▶ [WHAT THIS TASK INVOLVES]: Repeat the material in full. Keep every line exactly as it is.

Dataset listings of figures

-=-=-

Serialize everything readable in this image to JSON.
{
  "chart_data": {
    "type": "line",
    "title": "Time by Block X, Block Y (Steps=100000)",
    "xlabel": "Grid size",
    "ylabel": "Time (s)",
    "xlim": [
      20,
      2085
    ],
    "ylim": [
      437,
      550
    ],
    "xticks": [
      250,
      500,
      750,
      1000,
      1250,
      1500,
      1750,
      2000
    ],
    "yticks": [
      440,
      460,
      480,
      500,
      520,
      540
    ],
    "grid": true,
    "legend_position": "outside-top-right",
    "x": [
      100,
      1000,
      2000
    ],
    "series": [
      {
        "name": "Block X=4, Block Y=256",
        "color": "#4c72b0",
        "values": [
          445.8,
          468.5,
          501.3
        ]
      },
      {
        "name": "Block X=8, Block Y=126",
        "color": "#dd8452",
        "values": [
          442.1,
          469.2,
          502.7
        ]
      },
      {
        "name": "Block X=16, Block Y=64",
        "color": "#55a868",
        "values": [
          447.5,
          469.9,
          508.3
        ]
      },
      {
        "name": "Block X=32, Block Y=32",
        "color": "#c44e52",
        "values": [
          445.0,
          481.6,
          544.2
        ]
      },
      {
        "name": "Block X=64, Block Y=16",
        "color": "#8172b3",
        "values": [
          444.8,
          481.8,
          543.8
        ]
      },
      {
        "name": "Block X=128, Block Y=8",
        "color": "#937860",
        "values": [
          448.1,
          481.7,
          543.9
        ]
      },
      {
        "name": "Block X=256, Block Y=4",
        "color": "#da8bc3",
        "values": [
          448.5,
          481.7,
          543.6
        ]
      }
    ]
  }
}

-=-=-

▶ [RESULT OF THIS TASK]:
Serialize everything readable in this image to JSON.
{
  "chart_data": {
    "type": "line",
    "title": "Time by Block X, Block Y (Steps=100000)",
    "xlabel": "Grid size",
    "ylabel": "Time (s)",
    "xlim": [
      20,
      2085
    ],
    "ylim": [
      437,
      550
    ],
    "xticks": [
      250,
      500,
      750,
      1000,
      1250,
      1500,
      1750,
      2000
    ],
    "yticks": [
      440,
      460,
      480,
      500,
      520,
      540
    ],
    "grid": true,
    "legend_position": "outside-top-right",
    "x": [
      100,
      1000,
      2000
    ],
    "series": [
      {
        "name": "Block X=4, Block Y=256",
        "color": "#4c72b0",
        "values": [
          445.8,
          468.5,
          501.3
        ]
      },
      {
        "name": "Block X=8, Block Y=126",
        "color": "#dd8452",
        "values": [
          442.1,
          469.2,
          502.7
        ]
      },
      {
        "name": "Block X=16, Block Y=64",
        "color": "#55a868",
        "values": [
          447.5,
          469.9,
          508.3
        ]
      },
      {
        "name": "Block X=32, Block Y=32",
        "color": "#c44e52",
        "values": [
          445.0,
          481.6,
          544.2
        ]
      },
      {
        "name": "Block X=64, Block Y=16",
        "color": "#8172b3",
        "values": [
          444.8,
          481.8,
          543.8
        ]
      },
      {
        "name": "Block X=128, Block Y=8",
        "color": "#937860",
        "values": [
          448.1,
          481.7,
          543.9
        ]
      },
      {
        "name": "Block X=256, Block Y=4",
        "color": "#da8bc3",
        "values": [
          448.5,
          481.7,
          543.6
        ]
      }
    ]
  }
}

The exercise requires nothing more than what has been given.